> _TO BE DONE_:
Find the string "Zmarłego" and gather every line that holds it.

[Extracted data entries]
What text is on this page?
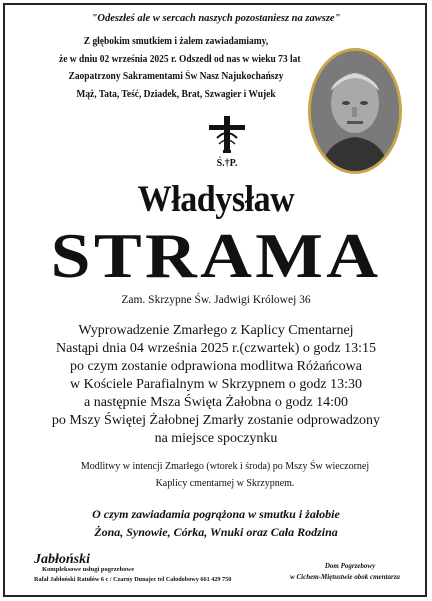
"Odeszłeś ale w sercach naszych pozostaniesz na zawsze"
Z głębokim smutkiem i żalem zawiadamiamy,
że w dniu 02 września 2025 r. Odszedł od nas w wieku 73 lat
Zaopatrzony Sakramentami Św Nasz Najukochańszy
Mąż, Tata, Teść, Dziadek, Brat, Szwagier i Wujek
Ś.†P.
Władysław
STRAMA
Zam. Skrzypne Św. Jadwigi Królowej 36
Wyprowadzenie Zmarłego z Kaplicy Cmentarnej
Nastąpi dnia 04 września 2025 r.(czwartek) o godz 13:15
po czym zostanie odprawiona modlitwa Różańcowa
w Kościele Parafialnym w Skrzypnem o godz 13:30
a następnie Msza Święta Żałobna o godz 14:00
po Mszy Świętej Żałobnej Zmarły zostanie odprowadzony
na miejsce spoczynku
Modlitwy w intencji Zmarłego (wtorek i środa) po Mszy Św wieczornej
Kaplicy cmentarnej w Skrzypnem.
O czym zawiadamia pogrążona w smutku i żałobie
Żona, Synowie, Córka, Wnuki oraz Cała Rodzina
Jabłoński
Kompleksowe usługi pogrzebowe
Rafał Jabłoński Ratułów 6 c / Czarny Dunajec tel Całodobowy 661 429 750
Dom Pogrzebowy
w Cichem-Miętustwie obok cmentarza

> _FINISHED EXERCISE_:
Wyprowadzenie Zmarłego z Kaplicy Cmentarnej
Modlitwy w intencji Zmarłego (wtorek i środa) po Mszy Św wieczornej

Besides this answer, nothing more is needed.